(Entries from a dataset)
┌──
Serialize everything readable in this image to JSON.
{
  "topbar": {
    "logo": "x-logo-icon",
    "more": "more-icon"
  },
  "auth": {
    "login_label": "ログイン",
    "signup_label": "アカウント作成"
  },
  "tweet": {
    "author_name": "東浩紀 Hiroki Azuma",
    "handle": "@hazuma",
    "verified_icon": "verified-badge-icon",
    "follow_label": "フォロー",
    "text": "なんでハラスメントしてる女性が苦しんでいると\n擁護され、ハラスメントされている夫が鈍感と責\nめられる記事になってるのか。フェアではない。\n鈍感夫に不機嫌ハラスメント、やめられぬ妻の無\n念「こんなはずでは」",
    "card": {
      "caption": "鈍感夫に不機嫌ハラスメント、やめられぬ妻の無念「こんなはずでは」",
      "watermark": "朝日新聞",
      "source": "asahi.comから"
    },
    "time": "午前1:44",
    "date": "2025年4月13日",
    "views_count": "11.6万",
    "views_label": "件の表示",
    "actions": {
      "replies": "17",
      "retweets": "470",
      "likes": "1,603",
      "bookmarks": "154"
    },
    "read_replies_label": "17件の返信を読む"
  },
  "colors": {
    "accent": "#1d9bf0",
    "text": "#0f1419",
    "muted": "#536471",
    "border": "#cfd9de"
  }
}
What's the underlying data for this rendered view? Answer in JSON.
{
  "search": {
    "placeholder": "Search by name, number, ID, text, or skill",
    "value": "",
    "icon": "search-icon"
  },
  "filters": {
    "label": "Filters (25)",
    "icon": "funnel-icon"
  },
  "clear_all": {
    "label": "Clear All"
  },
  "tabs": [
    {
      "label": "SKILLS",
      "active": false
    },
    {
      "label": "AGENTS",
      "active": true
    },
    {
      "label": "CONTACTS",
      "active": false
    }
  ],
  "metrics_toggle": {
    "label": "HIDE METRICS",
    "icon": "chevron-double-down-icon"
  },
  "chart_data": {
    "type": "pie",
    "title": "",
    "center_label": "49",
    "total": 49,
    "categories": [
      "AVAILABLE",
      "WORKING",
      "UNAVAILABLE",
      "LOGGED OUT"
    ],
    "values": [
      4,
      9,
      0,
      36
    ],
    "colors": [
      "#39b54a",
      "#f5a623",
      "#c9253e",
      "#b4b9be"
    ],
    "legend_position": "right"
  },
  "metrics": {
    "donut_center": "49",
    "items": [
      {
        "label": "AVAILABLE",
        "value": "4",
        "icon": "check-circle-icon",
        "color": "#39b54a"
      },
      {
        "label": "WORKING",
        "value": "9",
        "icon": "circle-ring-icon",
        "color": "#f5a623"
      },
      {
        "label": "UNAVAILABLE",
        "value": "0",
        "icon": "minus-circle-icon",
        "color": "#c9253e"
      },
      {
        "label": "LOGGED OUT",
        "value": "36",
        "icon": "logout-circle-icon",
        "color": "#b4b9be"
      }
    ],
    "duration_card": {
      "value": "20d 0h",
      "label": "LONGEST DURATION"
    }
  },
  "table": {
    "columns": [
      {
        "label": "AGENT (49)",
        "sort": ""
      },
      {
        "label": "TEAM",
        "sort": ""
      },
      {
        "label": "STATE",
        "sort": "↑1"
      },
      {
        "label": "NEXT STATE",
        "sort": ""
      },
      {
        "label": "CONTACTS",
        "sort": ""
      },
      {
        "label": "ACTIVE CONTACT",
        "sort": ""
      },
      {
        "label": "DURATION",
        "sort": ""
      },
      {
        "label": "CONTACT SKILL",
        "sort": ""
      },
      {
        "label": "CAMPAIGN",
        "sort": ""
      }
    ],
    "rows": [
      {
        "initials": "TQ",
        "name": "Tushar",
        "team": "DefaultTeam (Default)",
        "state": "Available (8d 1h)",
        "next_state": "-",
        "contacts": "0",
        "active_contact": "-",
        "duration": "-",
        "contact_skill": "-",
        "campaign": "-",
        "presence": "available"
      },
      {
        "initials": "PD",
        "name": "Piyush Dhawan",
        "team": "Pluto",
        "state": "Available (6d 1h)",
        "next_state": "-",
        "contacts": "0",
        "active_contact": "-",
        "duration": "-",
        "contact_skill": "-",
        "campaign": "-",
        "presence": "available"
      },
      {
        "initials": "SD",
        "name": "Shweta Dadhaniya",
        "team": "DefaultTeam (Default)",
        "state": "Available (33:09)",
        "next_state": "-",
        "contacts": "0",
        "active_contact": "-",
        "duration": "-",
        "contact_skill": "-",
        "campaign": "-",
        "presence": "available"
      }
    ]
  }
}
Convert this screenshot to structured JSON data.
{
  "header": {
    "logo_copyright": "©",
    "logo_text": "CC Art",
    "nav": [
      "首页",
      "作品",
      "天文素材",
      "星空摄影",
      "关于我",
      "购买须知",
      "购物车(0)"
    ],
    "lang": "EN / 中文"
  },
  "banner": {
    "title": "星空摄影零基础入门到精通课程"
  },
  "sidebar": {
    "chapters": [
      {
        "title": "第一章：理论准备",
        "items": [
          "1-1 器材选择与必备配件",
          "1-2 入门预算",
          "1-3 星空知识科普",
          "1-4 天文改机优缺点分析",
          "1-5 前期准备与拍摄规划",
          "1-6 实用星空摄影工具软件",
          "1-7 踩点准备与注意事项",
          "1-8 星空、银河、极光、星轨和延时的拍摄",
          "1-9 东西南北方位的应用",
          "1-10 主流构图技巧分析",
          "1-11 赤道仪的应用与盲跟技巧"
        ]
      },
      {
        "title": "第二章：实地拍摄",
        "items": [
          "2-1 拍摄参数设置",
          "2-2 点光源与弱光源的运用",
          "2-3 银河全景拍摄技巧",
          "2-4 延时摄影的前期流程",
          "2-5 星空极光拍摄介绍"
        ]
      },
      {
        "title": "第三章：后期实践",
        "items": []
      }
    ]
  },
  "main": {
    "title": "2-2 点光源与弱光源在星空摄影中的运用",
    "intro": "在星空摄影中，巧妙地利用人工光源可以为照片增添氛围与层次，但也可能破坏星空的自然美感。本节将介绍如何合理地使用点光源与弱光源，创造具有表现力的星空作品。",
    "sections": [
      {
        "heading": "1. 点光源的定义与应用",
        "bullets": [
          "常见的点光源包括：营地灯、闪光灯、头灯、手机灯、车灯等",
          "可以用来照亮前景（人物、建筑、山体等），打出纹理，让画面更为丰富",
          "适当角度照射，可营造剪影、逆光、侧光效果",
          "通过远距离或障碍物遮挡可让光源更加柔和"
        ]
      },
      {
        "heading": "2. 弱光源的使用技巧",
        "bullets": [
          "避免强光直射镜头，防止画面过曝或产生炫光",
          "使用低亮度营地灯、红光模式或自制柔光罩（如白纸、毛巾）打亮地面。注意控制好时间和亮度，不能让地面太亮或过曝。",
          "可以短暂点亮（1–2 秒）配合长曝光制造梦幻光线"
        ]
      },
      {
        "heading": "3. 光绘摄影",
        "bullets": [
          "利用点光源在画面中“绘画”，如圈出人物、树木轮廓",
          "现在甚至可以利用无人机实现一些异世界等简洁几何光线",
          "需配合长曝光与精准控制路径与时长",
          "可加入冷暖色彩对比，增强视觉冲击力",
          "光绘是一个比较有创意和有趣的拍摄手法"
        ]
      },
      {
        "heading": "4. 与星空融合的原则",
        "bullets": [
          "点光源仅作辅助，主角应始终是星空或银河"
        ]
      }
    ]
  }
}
└──
■ What to work on ■
Write the material out again word for word.

■ Answer to this task ■
Serialize everything readable in this image to JSON.
{
  "topbar": {
    "logo": "x-logo-icon",
    "more": "more-icon"
  },
  "auth": {
    "login_label": "ログイン",
    "signup_label": "アカウント作成"
  },
  "tweet": {
    "author_name": "東浩紀 Hiroki Azuma",
    "handle": "@hazuma",
    "verified_icon": "verified-badge-icon",
    "follow_label": "フォロー",
    "text": "なんでハラスメントしてる女性が苦しんでいると\n擁護され、ハラスメントされている夫が鈍感と責\nめられる記事になってるのか。フェアではない。\n鈍感夫に不機嫌ハラスメント、やめられぬ妻の無\n念「こんなはずでは」",
    "card": {
      "caption": "鈍感夫に不機嫌ハラスメント、やめられぬ妻の無念「こんなはずでは」",
      "watermark": "朝日新聞",
      "source": "asahi.comから"
    },
    "time": "午前1:44",
    "date": "2025年4月13日",
    "views_count": "11.6万",
    "views_label": "件の表示",
    "actions": {
      "replies": "17",
      "retweets": "470",
      "likes": "1,603",
      "bookmarks": "154"
    },
    "read_replies_label": "17件の返信を読む"
  },
  "colors": {
    "accent": "#1d9bf0",
    "text": "#0f1419",
    "muted": "#536471",
    "border": "#cfd9de"
  }
}
What's the underlying data for this rendered view? Answer in JSON.
{
  "search": {
    "placeholder": "Search by name, number, ID, text, or skill",
    "value": "",
    "icon": "search-icon"
  },
  "filters": {
    "label": "Filters (25)",
    "icon": "funnel-icon"
  },
  "clear_all": {
    "label": "Clear All"
  },
  "tabs": [
    {
      "label": "SKILLS",
      "active": false
    },
    {
      "label": "AGENTS",
      "active": true
    },
    {
      "label": "CONTACTS",
      "active": false
    }
  ],
  "metrics_toggle": {
    "label": "HIDE METRICS",
    "icon": "chevron-double-down-icon"
  },
  "chart_data": {
    "type": "pie",
    "title": "",
    "center_label": "49",
    "total": 49,
    "categories": [
      "AVAILABLE",
      "WORKING",
      "UNAVAILABLE",
      "LOGGED OUT"
    ],
    "values": [
      4,
      9,
      0,
      36
    ],
    "colors": [
      "#39b54a",
      "#f5a623",
      "#c9253e",
      "#b4b9be"
    ],
    "legend_position": "right"
  },
  "metrics": {
    "donut_center": "49",
    "items": [
      {
        "label": "AVAILABLE",
        "value": "4",
        "icon": "check-circle-icon",
        "color": "#39b54a"
      },
      {
        "label": "WORKING",
        "value": "9",
        "icon": "circle-ring-icon",
        "color": "#f5a623"
      },
      {
        "label": "UNAVAILABLE",
        "value": "0",
        "icon": "minus-circle-icon",
        "color": "#c9253e"
      },
      {
        "label": "LOGGED OUT",
        "value": "36",
        "icon": "logout-circle-icon",
        "color": "#b4b9be"
      }
    ],
    "duration_card": {
      "value": "20d 0h",
      "label": "LONGEST DURATION"
    }
  },
  "table": {
    "columns": [
      {
        "label": "AGENT (49)",
        "sort": ""
      },
      {
        "label": "TEAM",
        "sort": ""
      },
      {
        "label": "STATE",
        "sort": "↑1"
      },
      {
        "label": "NEXT STATE",
        "sort": ""
      },
      {
        "label": "CONTACTS",
        "sort": ""
      },
      {
        "label": "ACTIVE CONTACT",
        "sort": ""
      },
      {
        "label": "DURATION",
        "sort": ""
      },
      {
        "label": "CONTACT SKILL",
        "sort": ""
      },
      {
        "label": "CAMPAIGN",
        "sort": ""
      }
    ],
    "rows": [
      {
        "initials": "TQ",
        "name": "Tushar",
        "team": "DefaultTeam (Default)",
        "state": "Available (8d 1h)",
        "next_state": "-",
        "contacts": "0",
        "active_contact": "-",
        "duration": "-",
        "contact_skill": "-",
        "campaign": "-",
        "presence": "available"
      },
      {
        "initials": "PD",
        "name": "Piyush Dhawan",
        "team": "Pluto",
        "state": "Available (6d 1h)",
        "next_state": "-",
        "contacts": "0",
        "active_contact": "-",
        "duration": "-",
        "contact_skill": "-",
        "campaign": "-",
        "presence": "available"
      },
      {
        "initials": "SD",
        "name": "Shweta Dadhaniya",
        "team": "DefaultTeam (Default)",
        "state": "Available (33:09)",
        "next_state": "-",
        "contacts": "0",
        "active_contact": "-",
        "duration": "-",
        "contact_skill": "-",
        "campaign": "-",
        "presence": "available"
      }
    ]
  }
}
Convert this screenshot to structured JSON data.
{
  "header": {
    "logo_copyright": "©",
    "logo_text": "CC Art",
    "nav": [
      "首页",
      "作品",
      "天文素材",
      "星空摄影",
      "关于我",
      "购买须知",
      "购物车(0)"
    ],
    "lang": "EN / 中文"
  },
  "banner": {
    "title": "星空摄影零基础入门到精通课程"
  },
  "sidebar": {
    "chapters": [
      {
        "title": "第一章：理论准备",
        "items": [
          "1-1 器材选择与必备配件",
          "1-2 入门预算",
          "1-3 星空知识科普",
          "1-4 天文改机优缺点分析",
          "1-5 前期准备与拍摄规划",
          "1-6 实用星空摄影工具软件",
          "1-7 踩点准备与注意事项",
          "1-8 星空、银河、极光、星轨和延时的拍摄",
          "1-9 东西南北方位的应用",
          "1-10 主流构图技巧分析",
          "1-11 赤道仪的应用与盲跟技巧"
        ]
      },
      {
        "title": "第二章：实地拍摄",
        "items": [
          "2-1 拍摄参数设置",
          "2-2 点光源与弱光源的运用",
          "2-3 银河全景拍摄技巧",
          "2-4 延时摄影的前期流程",
          "2-5 星空极光拍摄介绍"
        ]
      },
      {
        "title": "第三章：后期实践",
        "items": []
      }
    ]
  },
  "main": {
    "title": "2-2 点光源与弱光源在星空摄影中的运用",
    "intro": "在星空摄影中，巧妙地利用人工光源可以为照片增添氛围与层次，但也可能破坏星空的自然美感。本节将介绍如何合理地使用点光源与弱光源，创造具有表现力的星空作品。",
    "sections": [
      {
        "heading": "1. 点光源的定义与应用",
        "bullets": [
          "常见的点光源包括：营地灯、闪光灯、头灯、手机灯、车灯等",
          "可以用来照亮前景（人物、建筑、山体等），打出纹理，让画面更为丰富",
          "适当角度照射，可营造剪影、逆光、侧光效果",
          "通过远距离或障碍物遮挡可让光源更加柔和"
        ]
      },
      {
        "heading": "2. 弱光源的使用技巧",
        "bullets": [
          "避免强光直射镜头，防止画面过曝或产生炫光",
          "使用低亮度营地灯、红光模式或自制柔光罩（如白纸、毛巾）打亮地面。注意控制好时间和亮度，不能让地面太亮或过曝。",
          "可以短暂点亮（1–2 秒）配合长曝光制造梦幻光线"
        ]
      },
      {
        "heading": "3. 光绘摄影",
        "bullets": [
          "利用点光源在画面中“绘画”，如圈出人物、树木轮廓",
          "现在甚至可以利用无人机实现一些异世界等简洁几何光线",
          "需配合长曝光与精准控制路径与时长",
          "可加入冷暖色彩对比，增强视觉冲击力",
          "光绘是一个比较有创意和有趣的拍摄手法"
        ]
      },
      {
        "heading": "4. 与星空融合的原则",
        "bullets": [
          "点光源仅作辅助，主角应始终是星空或银河"
        ]
      }
    ]
  }
}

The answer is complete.